## Task requirements
Print all the data, keeping every line exactly as it is.
============================================================
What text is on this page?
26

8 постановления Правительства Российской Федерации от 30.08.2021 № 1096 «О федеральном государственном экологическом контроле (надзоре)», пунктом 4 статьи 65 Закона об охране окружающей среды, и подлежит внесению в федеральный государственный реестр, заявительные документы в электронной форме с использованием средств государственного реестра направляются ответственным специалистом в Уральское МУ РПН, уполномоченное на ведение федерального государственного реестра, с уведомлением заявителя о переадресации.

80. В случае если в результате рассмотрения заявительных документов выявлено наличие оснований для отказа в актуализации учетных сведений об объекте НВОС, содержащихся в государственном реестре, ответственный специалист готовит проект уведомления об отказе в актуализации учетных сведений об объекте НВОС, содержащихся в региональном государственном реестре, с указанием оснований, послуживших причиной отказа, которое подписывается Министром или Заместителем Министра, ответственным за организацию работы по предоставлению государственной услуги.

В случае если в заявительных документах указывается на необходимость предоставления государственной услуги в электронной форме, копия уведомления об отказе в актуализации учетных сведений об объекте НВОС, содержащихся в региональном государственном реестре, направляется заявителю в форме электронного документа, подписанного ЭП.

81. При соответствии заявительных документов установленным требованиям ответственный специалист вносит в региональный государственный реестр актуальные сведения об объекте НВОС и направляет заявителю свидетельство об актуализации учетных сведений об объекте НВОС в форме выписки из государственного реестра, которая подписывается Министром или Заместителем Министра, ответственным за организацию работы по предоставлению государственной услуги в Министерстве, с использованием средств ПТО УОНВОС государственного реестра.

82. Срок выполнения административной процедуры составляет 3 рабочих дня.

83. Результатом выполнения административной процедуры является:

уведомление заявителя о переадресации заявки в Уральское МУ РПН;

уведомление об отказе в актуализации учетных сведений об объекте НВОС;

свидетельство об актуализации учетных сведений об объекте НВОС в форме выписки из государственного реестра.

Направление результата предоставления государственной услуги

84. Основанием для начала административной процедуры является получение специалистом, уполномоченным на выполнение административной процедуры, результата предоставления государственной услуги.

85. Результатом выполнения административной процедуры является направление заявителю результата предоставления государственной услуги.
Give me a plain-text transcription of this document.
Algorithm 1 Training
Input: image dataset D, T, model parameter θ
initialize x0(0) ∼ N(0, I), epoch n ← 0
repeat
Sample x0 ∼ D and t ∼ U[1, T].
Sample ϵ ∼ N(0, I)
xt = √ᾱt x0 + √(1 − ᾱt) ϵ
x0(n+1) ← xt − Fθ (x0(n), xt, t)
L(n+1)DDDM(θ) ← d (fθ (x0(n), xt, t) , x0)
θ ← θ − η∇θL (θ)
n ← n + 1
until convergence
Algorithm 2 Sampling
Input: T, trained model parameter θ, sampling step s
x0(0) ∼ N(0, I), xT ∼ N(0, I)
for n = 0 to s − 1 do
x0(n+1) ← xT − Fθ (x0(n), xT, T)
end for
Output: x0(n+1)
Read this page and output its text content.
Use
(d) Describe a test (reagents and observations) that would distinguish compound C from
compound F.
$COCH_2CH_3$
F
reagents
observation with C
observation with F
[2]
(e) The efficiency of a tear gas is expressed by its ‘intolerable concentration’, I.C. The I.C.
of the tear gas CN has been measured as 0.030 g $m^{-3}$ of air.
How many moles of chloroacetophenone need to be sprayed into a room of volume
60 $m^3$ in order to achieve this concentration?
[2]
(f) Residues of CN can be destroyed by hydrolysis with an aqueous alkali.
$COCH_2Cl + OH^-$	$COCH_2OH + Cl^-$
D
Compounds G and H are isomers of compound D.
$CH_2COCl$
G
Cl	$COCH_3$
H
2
============================================================
## Correct output
What text is on this page?
26

8 постановления Правительства Российской Федерации от 30.08.2021 № 1096 «О федеральном государственном экологическом контроле (надзоре)», пунктом 4 статьи 65 Закона об охране окружающей среды, и подлежит внесению в федеральный государственный реестр, заявительные документы в электронной форме с использованием средств государственного реестра направляются ответственным специалистом в Уральское МУ РПН, уполномоченное на ведение федерального государственного реестра, с уведомлением заявителя о переадресации.

80. В случае если в результате рассмотрения заявительных документов выявлено наличие оснований для отказа в актуализации учетных сведений об объекте НВОС, содержащихся в государственном реестре, ответственный специалист готовит проект уведомления об отказе в актуализации учетных сведений об объекте НВОС, содержащихся в региональном государственном реестре, с указанием оснований, послуживших причиной отказа, которое подписывается Министром или Заместителем Министра, ответственным за организацию работы по предоставлению государственной услуги.

В случае если в заявительных документах указывается на необходимость предоставления государственной услуги в электронной форме, копия уведомления об отказе в актуализации учетных сведений об объекте НВОС, содержащихся в региональном государственном реестре, направляется заявителю в форме электронного документа, подписанного ЭП.

81. При соответствии заявительных документов установленным требованиям ответственный специалист вносит в региональный государственный реестр актуальные сведения об объекте НВОС и направляет заявителю свидетельство об актуализации учетных сведений об объекте НВОС в форме выписки из государственного реестра, которая подписывается Министром или Заместителем Министра, ответственным за организацию работы по предоставлению государственной услуги в Министерстве, с использованием средств ПТО УОНВОС государственного реестра.

82. Срок выполнения административной процедуры составляет 3 рабочих дня.

83. Результатом выполнения административной процедуры является:

уведомление заявителя о переадресации заявки в Уральское МУ РПН;

уведомление об отказе в актуализации учетных сведений об объекте НВОС;

свидетельство об актуализации учетных сведений об объекте НВОС в форме выписки из государственного реестра.

Направление результата предоставления государственной услуги

84. Основанием для начала административной процедуры является получение специалистом, уполномоченным на выполнение административной процедуры, результата предоставления государственной услуги.

85. Результатом выполнения административной процедуры является направление заявителю результата предоставления государственной услуги.
Give me a plain-text transcription of this document.
Algorithm 1 Training
Input: image dataset D, T, model parameter θ
initialize x0(0) ∼ N(0, I), epoch n ← 0
repeat
Sample x0 ∼ D and t ∼ U[1, T].
Sample ϵ ∼ N(0, I)
xt = √ᾱt x0 + √(1 − ᾱt) ϵ
x0(n+1) ← xt − Fθ (x0(n), xt, t)
L(n+1)DDDM(θ) ← d (fθ (x0(n), xt, t) , x0)
θ ← θ − η∇θL (θ)
n ← n + 1
until convergence
Algorithm 2 Sampling
Input: T, trained model parameter θ, sampling step s
x0(0) ∼ N(0, I), xT ∼ N(0, I)
for n = 0 to s − 1 do
x0(n+1) ← xT − Fθ (x0(n), xT, T)
end for
Output: x0(n+1)
Read this page and output its text content.
Use
(d) Describe a test (reagents and observations) that would distinguish compound C from
compound F.
$COCH_2CH_3$
F
reagents
observation with C
observation with F
[2]
(e) The efficiency of a tear gas is expressed by its ‘intolerable concentration’, I.C. The I.C.
of the tear gas CN has been measured as 0.030 g $m^{-3}$ of air.
How many moles of chloroacetophenone need to be sprayed into a room of volume
60 $m^3$ in order to achieve this concentration?
[2]
(f) Residues of CN can be destroyed by hydrolysis with an aqueous alkali.
$COCH_2Cl + OH^-$	$COCH_2OH + Cl^-$
D
Compounds G and H are isomers of compound D.
$CH_2COCl$
G
Cl	$COCH_3$
H
2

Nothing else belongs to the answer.